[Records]
★ ★ ★ ★ ★

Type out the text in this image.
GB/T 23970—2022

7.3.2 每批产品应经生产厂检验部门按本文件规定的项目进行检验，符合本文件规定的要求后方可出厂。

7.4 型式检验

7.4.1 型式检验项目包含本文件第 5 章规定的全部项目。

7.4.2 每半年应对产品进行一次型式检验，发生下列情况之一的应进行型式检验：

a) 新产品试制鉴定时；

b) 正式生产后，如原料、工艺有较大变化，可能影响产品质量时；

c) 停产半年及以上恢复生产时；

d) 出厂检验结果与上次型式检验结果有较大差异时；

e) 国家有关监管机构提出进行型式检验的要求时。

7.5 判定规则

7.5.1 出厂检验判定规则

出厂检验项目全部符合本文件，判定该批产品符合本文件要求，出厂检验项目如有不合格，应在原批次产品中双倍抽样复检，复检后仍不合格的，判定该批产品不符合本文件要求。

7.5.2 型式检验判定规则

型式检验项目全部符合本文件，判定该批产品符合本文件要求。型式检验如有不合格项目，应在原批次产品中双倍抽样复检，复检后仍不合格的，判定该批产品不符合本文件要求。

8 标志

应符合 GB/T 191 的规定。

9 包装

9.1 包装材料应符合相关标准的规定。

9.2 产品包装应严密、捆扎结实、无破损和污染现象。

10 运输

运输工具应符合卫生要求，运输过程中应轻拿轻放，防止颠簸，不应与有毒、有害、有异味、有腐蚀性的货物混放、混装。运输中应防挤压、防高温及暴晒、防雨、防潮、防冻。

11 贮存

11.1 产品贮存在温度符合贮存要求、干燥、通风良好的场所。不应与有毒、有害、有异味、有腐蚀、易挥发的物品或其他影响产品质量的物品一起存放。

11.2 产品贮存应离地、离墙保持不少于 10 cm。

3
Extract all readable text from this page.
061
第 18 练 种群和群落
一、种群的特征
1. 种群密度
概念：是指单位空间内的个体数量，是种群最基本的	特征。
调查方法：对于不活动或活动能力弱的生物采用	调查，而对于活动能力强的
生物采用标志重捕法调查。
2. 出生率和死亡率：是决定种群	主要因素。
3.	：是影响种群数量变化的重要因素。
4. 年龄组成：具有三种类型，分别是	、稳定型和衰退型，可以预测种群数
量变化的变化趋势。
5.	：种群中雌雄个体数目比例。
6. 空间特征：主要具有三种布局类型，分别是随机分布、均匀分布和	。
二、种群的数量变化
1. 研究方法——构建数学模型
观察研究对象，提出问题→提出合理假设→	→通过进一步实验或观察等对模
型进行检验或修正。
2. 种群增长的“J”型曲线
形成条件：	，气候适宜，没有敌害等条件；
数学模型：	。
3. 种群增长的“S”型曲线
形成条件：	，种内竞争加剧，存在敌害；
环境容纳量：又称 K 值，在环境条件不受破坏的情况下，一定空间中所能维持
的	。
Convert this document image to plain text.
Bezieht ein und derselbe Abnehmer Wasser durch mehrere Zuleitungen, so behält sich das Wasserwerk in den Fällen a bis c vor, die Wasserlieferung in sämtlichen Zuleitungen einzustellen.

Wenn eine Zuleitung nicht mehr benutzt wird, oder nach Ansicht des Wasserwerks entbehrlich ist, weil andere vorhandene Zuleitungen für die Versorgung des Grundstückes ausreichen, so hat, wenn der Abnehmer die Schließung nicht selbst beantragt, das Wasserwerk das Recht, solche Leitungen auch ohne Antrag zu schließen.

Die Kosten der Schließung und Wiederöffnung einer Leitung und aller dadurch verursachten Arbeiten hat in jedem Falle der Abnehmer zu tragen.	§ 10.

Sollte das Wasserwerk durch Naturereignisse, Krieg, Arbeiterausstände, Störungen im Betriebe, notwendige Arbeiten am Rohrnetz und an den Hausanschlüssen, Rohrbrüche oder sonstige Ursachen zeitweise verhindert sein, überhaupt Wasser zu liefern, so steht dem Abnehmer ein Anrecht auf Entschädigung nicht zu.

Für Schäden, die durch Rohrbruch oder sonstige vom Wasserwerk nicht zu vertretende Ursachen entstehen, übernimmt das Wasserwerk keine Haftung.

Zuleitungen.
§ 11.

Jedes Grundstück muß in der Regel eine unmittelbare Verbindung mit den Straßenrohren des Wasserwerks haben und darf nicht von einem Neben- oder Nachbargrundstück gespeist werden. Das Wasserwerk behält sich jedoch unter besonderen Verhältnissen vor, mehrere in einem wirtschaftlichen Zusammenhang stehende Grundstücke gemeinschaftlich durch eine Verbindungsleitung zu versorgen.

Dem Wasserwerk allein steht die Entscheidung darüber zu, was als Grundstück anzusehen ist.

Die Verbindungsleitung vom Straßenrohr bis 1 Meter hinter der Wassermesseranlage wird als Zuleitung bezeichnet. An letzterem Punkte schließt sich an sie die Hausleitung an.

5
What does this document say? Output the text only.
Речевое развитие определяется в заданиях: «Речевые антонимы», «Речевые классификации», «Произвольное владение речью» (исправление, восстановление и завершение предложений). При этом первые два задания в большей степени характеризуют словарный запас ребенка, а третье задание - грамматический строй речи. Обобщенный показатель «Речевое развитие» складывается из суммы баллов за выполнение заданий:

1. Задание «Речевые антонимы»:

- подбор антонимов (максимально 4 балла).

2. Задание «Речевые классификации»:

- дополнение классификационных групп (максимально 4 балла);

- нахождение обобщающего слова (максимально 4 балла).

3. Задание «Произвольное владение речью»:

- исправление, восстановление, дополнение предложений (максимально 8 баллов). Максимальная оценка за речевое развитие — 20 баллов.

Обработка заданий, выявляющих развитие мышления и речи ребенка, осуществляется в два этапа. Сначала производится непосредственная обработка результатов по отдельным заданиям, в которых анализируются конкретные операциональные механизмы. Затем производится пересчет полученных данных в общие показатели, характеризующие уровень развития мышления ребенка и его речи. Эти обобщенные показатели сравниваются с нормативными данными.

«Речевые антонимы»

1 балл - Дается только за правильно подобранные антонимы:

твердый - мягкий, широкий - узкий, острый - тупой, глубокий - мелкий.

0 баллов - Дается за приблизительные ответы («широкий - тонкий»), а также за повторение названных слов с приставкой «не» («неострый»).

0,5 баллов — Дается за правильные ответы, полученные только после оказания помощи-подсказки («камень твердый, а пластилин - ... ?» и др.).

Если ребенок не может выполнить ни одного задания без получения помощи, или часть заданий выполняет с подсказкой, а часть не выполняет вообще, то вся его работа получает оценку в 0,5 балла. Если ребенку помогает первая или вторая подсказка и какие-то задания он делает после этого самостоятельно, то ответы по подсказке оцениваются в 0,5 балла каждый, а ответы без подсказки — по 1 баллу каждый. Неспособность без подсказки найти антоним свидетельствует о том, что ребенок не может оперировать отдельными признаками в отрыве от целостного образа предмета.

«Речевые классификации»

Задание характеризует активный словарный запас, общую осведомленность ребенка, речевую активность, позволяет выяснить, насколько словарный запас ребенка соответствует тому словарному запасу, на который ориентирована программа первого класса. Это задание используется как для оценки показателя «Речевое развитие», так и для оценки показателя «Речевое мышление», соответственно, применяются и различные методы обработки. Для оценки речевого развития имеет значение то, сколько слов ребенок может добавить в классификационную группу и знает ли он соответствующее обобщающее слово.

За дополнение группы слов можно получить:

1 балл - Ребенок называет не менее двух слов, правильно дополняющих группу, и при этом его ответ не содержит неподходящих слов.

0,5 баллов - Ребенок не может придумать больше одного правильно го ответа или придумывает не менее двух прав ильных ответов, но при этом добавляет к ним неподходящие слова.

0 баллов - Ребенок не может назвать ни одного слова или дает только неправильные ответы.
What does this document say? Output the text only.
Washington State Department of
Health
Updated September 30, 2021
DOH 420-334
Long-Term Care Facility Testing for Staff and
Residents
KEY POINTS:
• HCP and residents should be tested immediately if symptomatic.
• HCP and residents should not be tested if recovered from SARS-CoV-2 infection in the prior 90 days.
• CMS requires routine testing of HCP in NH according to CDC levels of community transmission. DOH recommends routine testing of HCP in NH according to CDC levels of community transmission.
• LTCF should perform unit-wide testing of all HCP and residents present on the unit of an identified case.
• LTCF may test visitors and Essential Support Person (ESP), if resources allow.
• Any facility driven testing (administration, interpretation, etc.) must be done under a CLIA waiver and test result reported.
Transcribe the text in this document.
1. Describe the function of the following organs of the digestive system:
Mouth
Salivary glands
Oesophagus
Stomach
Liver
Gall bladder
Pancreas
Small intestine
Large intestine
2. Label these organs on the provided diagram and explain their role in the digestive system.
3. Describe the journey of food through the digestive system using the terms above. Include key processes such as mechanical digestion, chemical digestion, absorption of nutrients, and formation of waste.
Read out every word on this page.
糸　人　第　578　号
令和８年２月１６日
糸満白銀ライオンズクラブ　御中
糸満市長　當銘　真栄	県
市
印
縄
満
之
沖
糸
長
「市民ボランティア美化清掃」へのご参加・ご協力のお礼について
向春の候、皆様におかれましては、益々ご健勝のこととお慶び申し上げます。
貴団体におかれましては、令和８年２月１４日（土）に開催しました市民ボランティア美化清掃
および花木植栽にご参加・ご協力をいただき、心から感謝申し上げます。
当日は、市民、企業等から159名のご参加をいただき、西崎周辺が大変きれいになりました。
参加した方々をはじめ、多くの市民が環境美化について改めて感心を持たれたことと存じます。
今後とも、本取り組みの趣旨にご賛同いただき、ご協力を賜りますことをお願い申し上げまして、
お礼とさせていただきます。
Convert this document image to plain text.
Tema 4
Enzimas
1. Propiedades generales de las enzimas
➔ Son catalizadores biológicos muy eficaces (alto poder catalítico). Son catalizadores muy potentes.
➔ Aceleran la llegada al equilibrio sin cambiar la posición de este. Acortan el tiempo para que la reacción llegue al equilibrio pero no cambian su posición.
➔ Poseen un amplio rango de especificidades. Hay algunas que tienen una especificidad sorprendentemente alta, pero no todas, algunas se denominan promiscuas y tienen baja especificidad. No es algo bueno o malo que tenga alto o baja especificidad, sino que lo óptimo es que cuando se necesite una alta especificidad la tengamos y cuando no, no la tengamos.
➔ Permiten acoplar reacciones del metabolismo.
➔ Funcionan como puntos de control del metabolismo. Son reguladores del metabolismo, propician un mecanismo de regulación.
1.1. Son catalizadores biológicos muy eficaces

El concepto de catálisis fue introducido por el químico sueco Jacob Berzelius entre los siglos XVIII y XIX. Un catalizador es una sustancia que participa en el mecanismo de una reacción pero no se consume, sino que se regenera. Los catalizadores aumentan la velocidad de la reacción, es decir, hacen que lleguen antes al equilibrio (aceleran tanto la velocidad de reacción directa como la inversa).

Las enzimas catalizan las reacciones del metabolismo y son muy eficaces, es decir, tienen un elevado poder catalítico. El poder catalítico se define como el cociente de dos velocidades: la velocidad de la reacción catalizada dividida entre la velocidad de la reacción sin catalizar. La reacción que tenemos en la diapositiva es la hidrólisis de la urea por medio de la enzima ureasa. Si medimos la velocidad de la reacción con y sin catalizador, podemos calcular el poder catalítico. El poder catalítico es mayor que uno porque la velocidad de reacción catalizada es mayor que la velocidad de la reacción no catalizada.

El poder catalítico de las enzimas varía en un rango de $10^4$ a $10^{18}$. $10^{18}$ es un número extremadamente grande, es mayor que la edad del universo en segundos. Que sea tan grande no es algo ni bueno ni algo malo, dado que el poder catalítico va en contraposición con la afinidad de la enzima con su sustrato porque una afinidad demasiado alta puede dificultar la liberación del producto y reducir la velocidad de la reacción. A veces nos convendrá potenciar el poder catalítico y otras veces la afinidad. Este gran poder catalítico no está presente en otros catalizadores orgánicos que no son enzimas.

★ ★ ★ ★ ★

[Exercise goal] Where a line holds "широкий", copy that line.

[Answer]
твердый - мягкий, широкий - узкий, острый - тупой, глубокий - мелкий.
0 баллов - Дается за приблизительные ответы («широкий - тонкий»), а также за повторение названных слов с приставкой «не» («неострый»).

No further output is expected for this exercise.